* Begin Supplied information *

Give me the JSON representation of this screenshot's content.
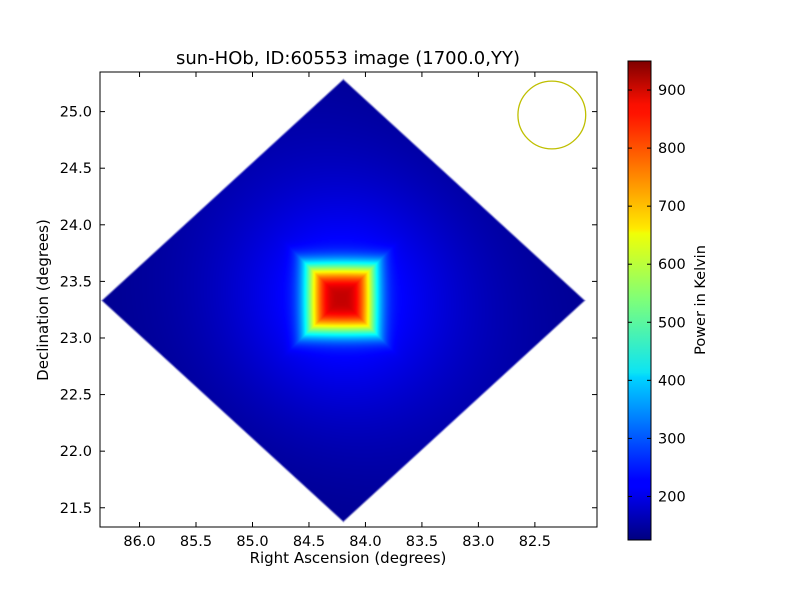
{
  "chart_data": {
    "type": "heatmap",
    "title": "sun-HOb, ID:60553 image (1700.0,YY)",
    "xlabel": "Right Ascension (degrees)",
    "ylabel": "Declination (degrees)",
    "xlim": [
      86.35,
      81.95
    ],
    "ylim": [
      21.33,
      25.35
    ],
    "x_inverted": true,
    "x_ticks": [
      86.0,
      85.5,
      85.0,
      84.5,
      84.0,
      83.5,
      83.0,
      82.5
    ],
    "x_tick_labels": [
      "86.0",
      "85.5",
      "85.0",
      "84.5",
      "84.0",
      "83.5",
      "83.0",
      "82.5"
    ],
    "y_ticks": [
      21.5,
      22.0,
      22.5,
      23.0,
      23.5,
      24.0,
      24.5,
      25.0
    ],
    "y_tick_labels": [
      "21.5",
      "22.0",
      "22.5",
      "23.0",
      "23.5",
      "24.0",
      "24.5",
      "25.0"
    ],
    "colormap": "jet",
    "colorbar": {
      "label": "Power in Kelvin",
      "vmin": 125,
      "vmax": 950,
      "ticks": [
        200,
        300,
        400,
        500,
        600,
        700,
        800,
        900
      ],
      "tick_labels": [
        "200",
        "300",
        "400",
        "500",
        "600",
        "700",
        "800",
        "900"
      ]
    },
    "image_extent": {
      "ra_min": 82.05,
      "ra_max": 86.35,
      "dec_min": 21.37,
      "dec_max": 25.3
    },
    "source": {
      "ra_center": 84.22,
      "dec_center": 23.35,
      "peak_value": 945,
      "background_value": 135
    },
    "beam": {
      "ra_center": 82.35,
      "dec_center": 24.97,
      "radius_deg": 0.3,
      "color": "#bfbf00"
    },
    "grid": false
  }
}
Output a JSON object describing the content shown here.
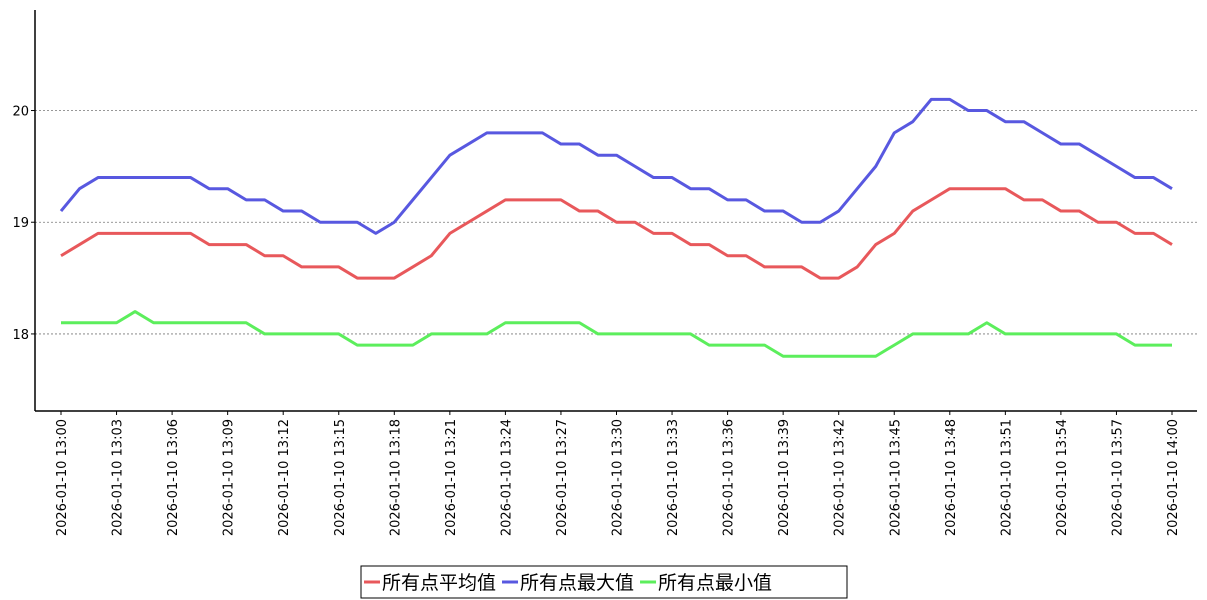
{
  "chart_data": {
    "type": "line",
    "categories": [
      "2026-01-10 13:00",
      null,
      null,
      "2026-01-10 13:03",
      null,
      null,
      "2026-01-10 13:06",
      null,
      null,
      "2026-01-10 13:09",
      null,
      null,
      "2026-01-10 13:12",
      null,
      null,
      "2026-01-10 13:15",
      null,
      null,
      "2026-01-10 13:18",
      null,
      null,
      "2026-01-10 13:21",
      null,
      null,
      "2026-01-10 13:24",
      null,
      null,
      "2026-01-10 13:27",
      null,
      null,
      "2026-01-10 13:30",
      null,
      null,
      "2026-01-10 13:33",
      null,
      null,
      "2026-01-10 13:36",
      null,
      null,
      "2026-01-10 13:39",
      null,
      null,
      "2026-01-10 13:42",
      null,
      null,
      "2026-01-10 13:45",
      null,
      null,
      "2026-01-10 13:48",
      null,
      null,
      "2026-01-10 13:51",
      null,
      null,
      "2026-01-10 13:54",
      null,
      null,
      "2026-01-10 13:57",
      null,
      null,
      "2026-01-10 14:00"
    ],
    "series": [
      {
        "name": "所有点平均值",
        "color": "#e8585b",
        "values": [
          18.7,
          18.8,
          18.9,
          18.9,
          18.9,
          18.9,
          18.9,
          18.9,
          18.8,
          18.8,
          18.8,
          18.7,
          18.7,
          18.6,
          18.6,
          18.6,
          18.5,
          18.5,
          18.5,
          18.6,
          18.7,
          18.9,
          19.0,
          19.1,
          19.2,
          19.2,
          19.2,
          19.2,
          19.1,
          19.1,
          19.0,
          19.0,
          18.9,
          18.9,
          18.8,
          18.8,
          18.7,
          18.7,
          18.6,
          18.6,
          18.6,
          18.5,
          18.5,
          18.6,
          18.8,
          18.9,
          19.1,
          19.2,
          19.3,
          19.3,
          19.3,
          19.3,
          19.2,
          19.2,
          19.1,
          19.1,
          19.0,
          19.0,
          18.9,
          18.9,
          18.8
        ]
      },
      {
        "name": "所有点最大值",
        "color": "#5858e0",
        "values": [
          19.1,
          19.3,
          19.4,
          19.4,
          19.4,
          19.4,
          19.4,
          19.4,
          19.3,
          19.3,
          19.2,
          19.2,
          19.1,
          19.1,
          19.0,
          19.0,
          19.0,
          18.9,
          19.0,
          19.2,
          19.4,
          19.6,
          19.7,
          19.8,
          19.8,
          19.8,
          19.8,
          19.7,
          19.7,
          19.6,
          19.6,
          19.5,
          19.4,
          19.4,
          19.3,
          19.3,
          19.2,
          19.2,
          19.1,
          19.1,
          19.0,
          19.0,
          19.1,
          19.3,
          19.5,
          19.8,
          19.9,
          20.1,
          20.1,
          20.0,
          20.0,
          19.9,
          19.9,
          19.8,
          19.7,
          19.7,
          19.6,
          19.5,
          19.4,
          19.4,
          19.3
        ]
      },
      {
        "name": "所有点最小值",
        "color": "#5cee5c",
        "values": [
          18.1,
          18.1,
          18.1,
          18.1,
          18.2,
          18.1,
          18.1,
          18.1,
          18.1,
          18.1,
          18.1,
          18.0,
          18.0,
          18.0,
          18.0,
          18.0,
          17.9,
          17.9,
          17.9,
          17.9,
          18.0,
          18.0,
          18.0,
          18.0,
          18.1,
          18.1,
          18.1,
          18.1,
          18.1,
          18.0,
          18.0,
          18.0,
          18.0,
          18.0,
          18.0,
          17.9,
          17.9,
          17.9,
          17.9,
          17.8,
          17.8,
          17.8,
          17.8,
          17.8,
          17.8,
          17.9,
          18.0,
          18.0,
          18.0,
          18.0,
          18.1,
          18.0,
          18.0,
          18.0,
          18.0,
          18.0,
          18.0,
          18.0,
          17.9,
          17.9,
          17.9
        ]
      }
    ],
    "ylim": [
      17.31,
      20.9
    ],
    "yticks": [
      18,
      19,
      20
    ],
    "grid": true
  }
}
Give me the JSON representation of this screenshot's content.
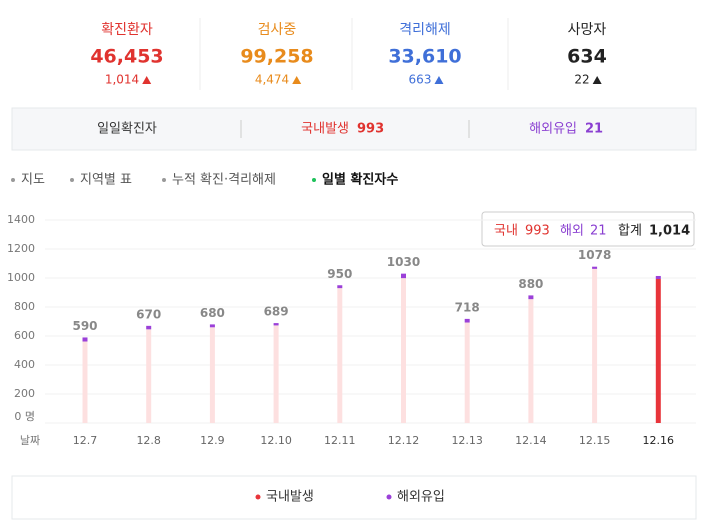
{
  "summary": [
    {
      "label": "확진환자",
      "value": "46,453",
      "delta": "1,014",
      "color": "#e0332f"
    },
    {
      "label": "검사중",
      "value": "99,258",
      "delta": "4,474",
      "color": "#e88b1c"
    },
    {
      "label": "격리해제",
      "value": "33,610",
      "delta": "663",
      "color": "#3f6fd8"
    },
    {
      "label": "사망자",
      "value": "634",
      "delta": "22",
      "color": "#222222"
    }
  ],
  "filter": {
    "title": "일일확진자",
    "items": [
      {
        "label": "국내발생",
        "value": "993",
        "color": "#e0332f"
      },
      {
        "label": "해외유입",
        "value": "21",
        "color": "#8a3fd1"
      }
    ]
  },
  "tabs": [
    "지도",
    "지역별 표",
    "누적 확진·격리해제",
    "일별 확진자수"
  ],
  "chart_data": {
    "type": "bar",
    "stacked": true,
    "x_label": "날짜",
    "categories": [
      "12.7",
      "12.8",
      "12.9",
      "12.10",
      "12.11",
      "12.12",
      "12.13",
      "12.14",
      "12.15",
      "12.16"
    ],
    "series": [
      {
        "name": "국내발생",
        "color": "#e8343a",
        "inactive_color": "#fde0e0",
        "values": [
          562,
          646,
          660,
          673,
          930,
          999,
          693,
          854,
          1063,
          993
        ]
      },
      {
        "name": "해외유입",
        "color": "#9b40d8",
        "values": [
          28,
          24,
          20,
          16,
          20,
          31,
          25,
          26,
          15,
          21
        ]
      }
    ],
    "totals": [
      590,
      670,
      680,
      689,
      950,
      1030,
      718,
      880,
      1078,
      null
    ],
    "highlight_index": 9,
    "ylim": [
      0,
      1400
    ],
    "yticks": [
      {
        "value": 0,
        "label": "0 명"
      },
      200,
      400,
      600,
      800,
      1000,
      1200,
      1400
    ],
    "grid": true,
    "tooltip": {
      "domestic_label": "국내",
      "domestic": "993",
      "overseas_label": "해외",
      "overseas": "21",
      "total_label": "합계",
      "total": "1,014"
    }
  }
}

* End Supplied information *

## What the task requires
Isolate each line of the listing above that includes "true". Copy it.

## Solution for this exercise
    "x_inverted": true,
    "grid": true
    "stacked": true,
    "grid": true,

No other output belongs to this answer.